# Provided entries:
▶

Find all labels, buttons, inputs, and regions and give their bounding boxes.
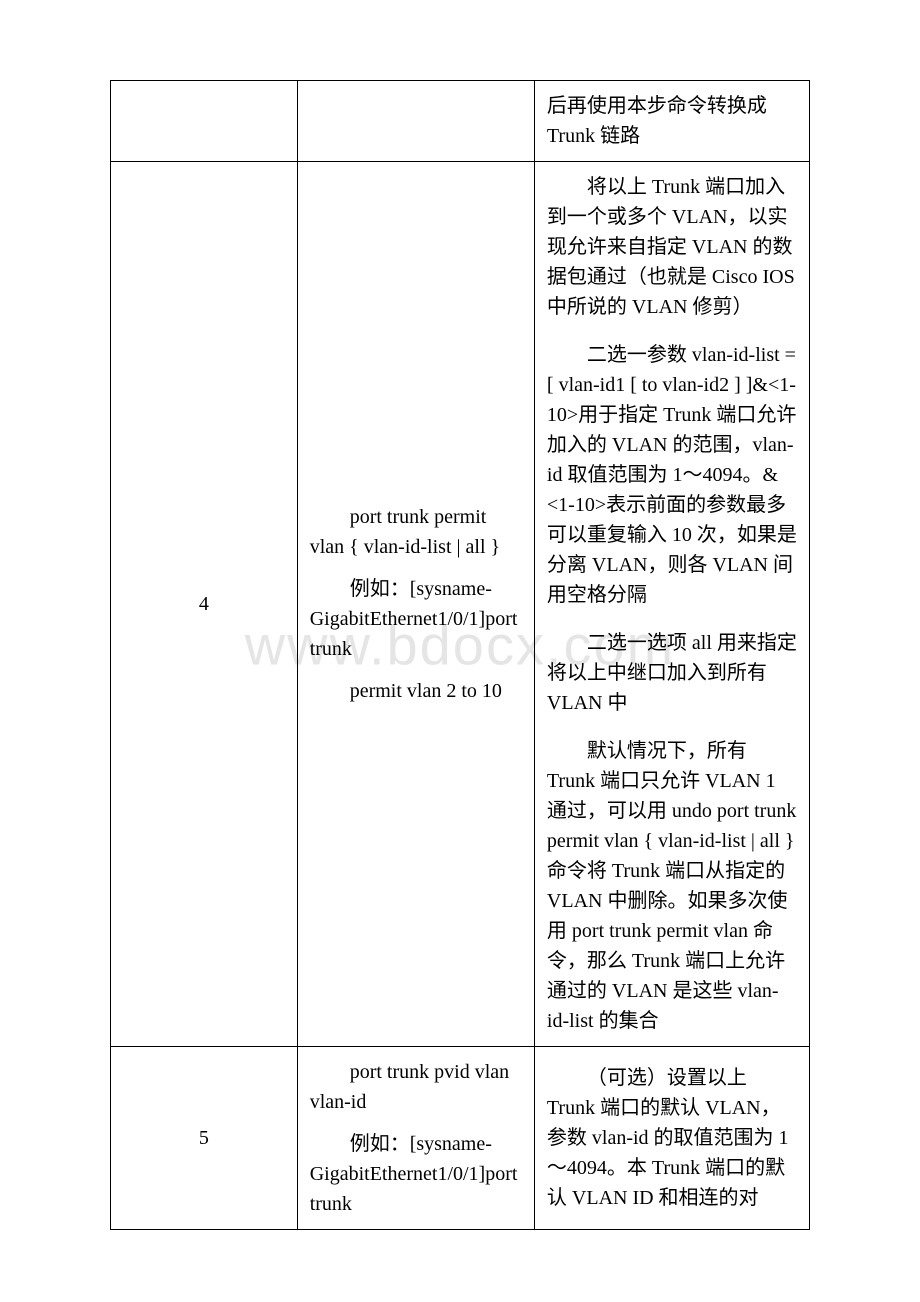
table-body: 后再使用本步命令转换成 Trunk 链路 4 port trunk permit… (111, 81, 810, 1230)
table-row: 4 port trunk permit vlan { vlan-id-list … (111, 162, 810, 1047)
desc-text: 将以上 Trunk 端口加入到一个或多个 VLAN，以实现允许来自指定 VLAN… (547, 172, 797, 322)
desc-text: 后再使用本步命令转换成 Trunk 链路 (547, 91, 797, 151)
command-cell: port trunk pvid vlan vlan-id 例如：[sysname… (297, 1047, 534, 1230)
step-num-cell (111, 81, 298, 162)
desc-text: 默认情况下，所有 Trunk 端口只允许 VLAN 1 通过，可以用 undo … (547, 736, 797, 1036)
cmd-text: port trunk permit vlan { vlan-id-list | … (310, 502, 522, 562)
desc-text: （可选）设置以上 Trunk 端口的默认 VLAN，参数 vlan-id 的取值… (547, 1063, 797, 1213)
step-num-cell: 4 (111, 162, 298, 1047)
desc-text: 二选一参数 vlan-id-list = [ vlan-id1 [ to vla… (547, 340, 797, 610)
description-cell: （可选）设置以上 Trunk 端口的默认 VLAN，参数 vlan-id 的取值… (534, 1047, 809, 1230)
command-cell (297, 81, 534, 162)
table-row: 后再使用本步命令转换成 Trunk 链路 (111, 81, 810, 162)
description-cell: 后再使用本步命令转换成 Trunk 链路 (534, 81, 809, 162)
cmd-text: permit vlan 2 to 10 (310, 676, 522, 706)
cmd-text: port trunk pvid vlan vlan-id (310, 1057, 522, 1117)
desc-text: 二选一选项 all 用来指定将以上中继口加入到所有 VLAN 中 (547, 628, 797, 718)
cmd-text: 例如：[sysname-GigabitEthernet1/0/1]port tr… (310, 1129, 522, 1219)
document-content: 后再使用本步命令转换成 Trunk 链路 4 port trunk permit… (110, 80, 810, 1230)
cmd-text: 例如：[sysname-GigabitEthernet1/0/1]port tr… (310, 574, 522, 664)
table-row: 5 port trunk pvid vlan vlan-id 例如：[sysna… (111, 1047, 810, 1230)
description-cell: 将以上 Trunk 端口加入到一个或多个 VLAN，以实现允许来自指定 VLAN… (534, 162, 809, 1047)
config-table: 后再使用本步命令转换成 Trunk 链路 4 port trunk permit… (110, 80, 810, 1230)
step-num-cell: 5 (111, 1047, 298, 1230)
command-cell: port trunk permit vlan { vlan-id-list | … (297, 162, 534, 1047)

◀
▶

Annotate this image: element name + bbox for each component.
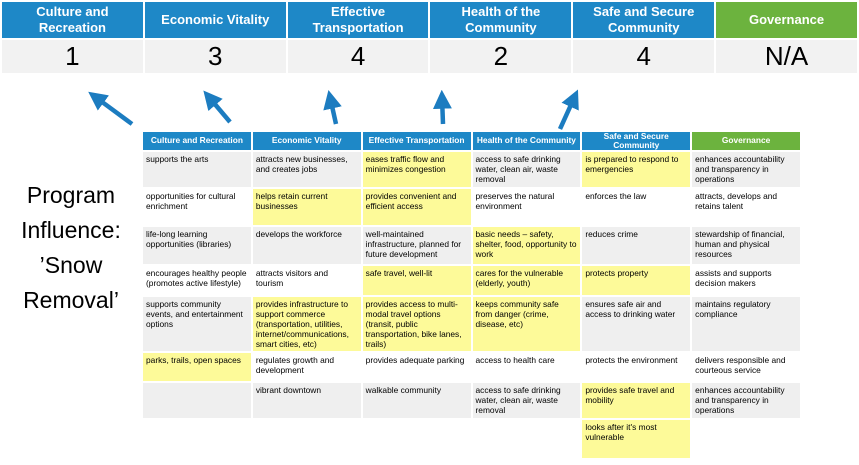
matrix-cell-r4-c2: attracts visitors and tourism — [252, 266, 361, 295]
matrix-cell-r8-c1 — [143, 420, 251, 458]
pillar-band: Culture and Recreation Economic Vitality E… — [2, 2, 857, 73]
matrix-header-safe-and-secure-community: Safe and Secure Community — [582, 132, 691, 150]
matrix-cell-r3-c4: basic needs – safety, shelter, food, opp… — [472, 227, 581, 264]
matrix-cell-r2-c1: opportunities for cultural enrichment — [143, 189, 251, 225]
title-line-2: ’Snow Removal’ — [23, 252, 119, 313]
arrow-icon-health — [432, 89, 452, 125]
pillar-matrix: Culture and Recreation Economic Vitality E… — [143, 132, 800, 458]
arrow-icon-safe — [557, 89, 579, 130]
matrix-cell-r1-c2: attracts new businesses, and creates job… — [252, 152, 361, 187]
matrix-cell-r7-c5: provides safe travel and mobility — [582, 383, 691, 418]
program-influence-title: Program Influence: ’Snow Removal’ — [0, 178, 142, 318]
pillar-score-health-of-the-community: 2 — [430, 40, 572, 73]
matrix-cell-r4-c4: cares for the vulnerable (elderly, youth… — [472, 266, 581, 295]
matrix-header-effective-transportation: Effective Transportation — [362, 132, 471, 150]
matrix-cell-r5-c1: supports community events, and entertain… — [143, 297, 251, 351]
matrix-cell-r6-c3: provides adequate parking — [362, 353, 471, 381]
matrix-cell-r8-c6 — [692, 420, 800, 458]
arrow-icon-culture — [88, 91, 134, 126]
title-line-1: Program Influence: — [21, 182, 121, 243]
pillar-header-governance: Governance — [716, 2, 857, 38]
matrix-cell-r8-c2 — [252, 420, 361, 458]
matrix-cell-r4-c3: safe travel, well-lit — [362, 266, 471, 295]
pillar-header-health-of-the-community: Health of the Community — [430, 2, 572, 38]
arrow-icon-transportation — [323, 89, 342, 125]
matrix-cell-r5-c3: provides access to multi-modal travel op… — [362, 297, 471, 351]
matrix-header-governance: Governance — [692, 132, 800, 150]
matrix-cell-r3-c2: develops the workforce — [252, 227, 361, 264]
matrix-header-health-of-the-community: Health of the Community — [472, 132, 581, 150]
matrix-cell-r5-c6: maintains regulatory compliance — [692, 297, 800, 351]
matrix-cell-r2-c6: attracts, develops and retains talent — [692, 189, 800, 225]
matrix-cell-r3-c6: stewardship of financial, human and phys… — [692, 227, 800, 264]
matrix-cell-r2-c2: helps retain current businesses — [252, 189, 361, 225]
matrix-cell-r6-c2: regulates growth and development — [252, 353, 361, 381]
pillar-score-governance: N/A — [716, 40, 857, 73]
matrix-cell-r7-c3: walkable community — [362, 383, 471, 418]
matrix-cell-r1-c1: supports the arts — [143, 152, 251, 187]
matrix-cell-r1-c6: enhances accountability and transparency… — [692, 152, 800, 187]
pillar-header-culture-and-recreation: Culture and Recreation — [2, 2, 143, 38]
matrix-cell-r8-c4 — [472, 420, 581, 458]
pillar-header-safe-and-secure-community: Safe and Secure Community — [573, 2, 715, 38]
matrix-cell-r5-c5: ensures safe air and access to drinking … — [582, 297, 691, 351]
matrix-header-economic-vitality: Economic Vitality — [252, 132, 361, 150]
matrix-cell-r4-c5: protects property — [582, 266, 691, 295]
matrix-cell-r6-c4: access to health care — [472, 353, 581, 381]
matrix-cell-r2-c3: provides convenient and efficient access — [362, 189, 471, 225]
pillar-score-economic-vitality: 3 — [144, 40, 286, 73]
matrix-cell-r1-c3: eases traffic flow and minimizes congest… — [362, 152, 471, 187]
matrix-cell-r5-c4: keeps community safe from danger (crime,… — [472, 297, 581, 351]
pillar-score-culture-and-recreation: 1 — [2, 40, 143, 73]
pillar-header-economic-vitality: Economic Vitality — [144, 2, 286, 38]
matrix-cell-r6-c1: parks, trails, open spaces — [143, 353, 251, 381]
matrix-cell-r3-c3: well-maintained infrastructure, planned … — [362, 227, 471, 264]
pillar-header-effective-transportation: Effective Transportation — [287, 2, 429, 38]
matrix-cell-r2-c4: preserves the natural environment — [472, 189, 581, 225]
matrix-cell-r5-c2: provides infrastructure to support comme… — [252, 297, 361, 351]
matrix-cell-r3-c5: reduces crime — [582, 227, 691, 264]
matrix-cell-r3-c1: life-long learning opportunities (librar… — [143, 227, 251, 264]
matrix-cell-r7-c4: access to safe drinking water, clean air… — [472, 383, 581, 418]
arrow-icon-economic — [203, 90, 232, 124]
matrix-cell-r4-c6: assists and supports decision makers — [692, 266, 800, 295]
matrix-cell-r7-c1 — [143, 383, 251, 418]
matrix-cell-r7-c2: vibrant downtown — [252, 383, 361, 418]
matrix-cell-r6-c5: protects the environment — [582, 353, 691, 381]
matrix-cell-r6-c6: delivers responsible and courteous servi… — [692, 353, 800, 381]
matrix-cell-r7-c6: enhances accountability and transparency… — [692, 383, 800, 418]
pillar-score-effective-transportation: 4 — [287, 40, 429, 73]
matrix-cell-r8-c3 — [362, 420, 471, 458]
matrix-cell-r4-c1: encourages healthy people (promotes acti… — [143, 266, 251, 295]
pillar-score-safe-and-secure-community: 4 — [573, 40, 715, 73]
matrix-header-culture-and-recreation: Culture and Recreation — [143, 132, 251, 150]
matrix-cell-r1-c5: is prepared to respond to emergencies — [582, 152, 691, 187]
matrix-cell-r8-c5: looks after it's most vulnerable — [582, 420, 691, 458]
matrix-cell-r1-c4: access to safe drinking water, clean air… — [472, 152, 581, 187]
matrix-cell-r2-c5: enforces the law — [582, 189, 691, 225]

◀

# Written instruction:
Please change "tourism" to "travel" and give back the lines from the one with "matrix-cell-r4-c2: attracts visitors" up to and including the one with "matrix-cell-r2-c1: opportunities for", leaving everything else as it is.

# Output for this task:
matrix-cell-r4-c2: attracts visitors and travel — [252, 266, 361, 295]
matrix-cell-r8-c1 — [143, 420, 251, 458]
pillar-band: Culture and Recreation Economic Vitality E… — [2, 2, 857, 73]
matrix-header-safe-and-secure-community: Safe and Secure Community — [582, 132, 691, 150]
matrix-cell-r3-c4: basic needs – safety, shelter, food, opp… — [472, 227, 581, 264]
matrix-cell-r2-c1: opportunities for cultural enrichment — [143, 189, 251, 225]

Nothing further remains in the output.